• Text shown:
◇ ◇ ◇ ◇

To support these workloads efficiently, large technology companies have
built multi-tenant GPU clusters that facilitate resource sharing and
minimize waste. However, achieving resource efficiency in such clusters
presents significant challenges, particularly due to GPU resource
fragmentation. This dissertation tackles the problem of GPU resource
fragmentation from multiple perspectives, addressing key issues such as
resource underutilization due to overestimation, stranded resources due to
shortages in other dimensions, and inefficiencies due to resource
mismatches.
To address internal fragmentation caused by overprovisioning, this
dissertation introduces Morphling, a fast and near-optimal
auto-configuration framework for tuning hardware and runtime parameters
(e.g., GPU type, GPU memory, batch size). Morphling employs an offline
meta-model to capture general performance trends across configurations and
adapts this model to new inference services with minimal sampling. Morphling
effectively reduces overestimation by enabling precise, service-specific
resource allocation.
To mitigate external fragmentation caused by stranded resources, the
dissertation proposes a novel statistical measure for quantifying GPU
fragmentation across resource dimensions. Building on this measure, a
scheduling policy called Fragmentation Gradient Descent (FGD) is introduced,
which minimizes the growth of resource fragmentation. Compared to
traditional packing-based schedulers, FGD achieves higher GPU allocation
efficiency.

◇ ◇ ◇ ◇

• Provided material:
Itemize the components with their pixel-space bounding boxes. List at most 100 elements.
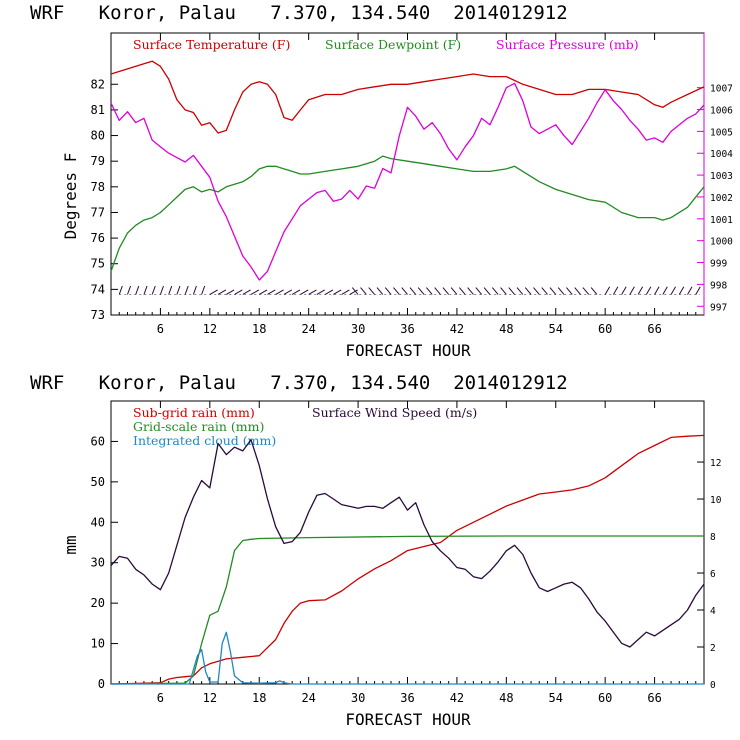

◇ ◇ ◇ ◇

• The exercise:
Reproduce the whole passage on GPU resource fragmentation word for word.

• Complete output:
To support these workloads efficiently, large technology companies have
built multi-tenant GPU clusters that facilitate resource sharing and
minimize waste. However, achieving resource efficiency in such clusters
presents significant challenges, particularly due to GPU resource
fragmentation. This dissertation tackles the problem of GPU resource
fragmentation from multiple perspectives, addressing key issues such as
resource underutilization due to overestimation, stranded resources due to
shortages in other dimensions, and inefficiencies due to resource
mismatches.
To address internal fragmentation caused by overprovisioning, this
dissertation introduces Morphling, a fast and near-optimal
auto-configuration framework for tuning hardware and runtime parameters
(e.g., GPU type, GPU memory, batch size). Morphling employs an offline
meta-model to capture general performance trends across configurations and
adapts this model to new inference services with minimal sampling. Morphling
effectively reduces overestimation by enabling precise, service-specific
resource allocation.
To mitigate external fragmentation caused by stranded resources, the
dissertation proposes a novel statistical measure for quantifying GPU
fragmentation across resource dimensions. Building on this measure, a
scheduling policy called Fragmentation Gradient Descent (FGD) is introduced,
which minimizes the growth of resource fragmentation. Compared to
traditional packing-based schedulers, FGD achieves higher GPU allocation
efficiency.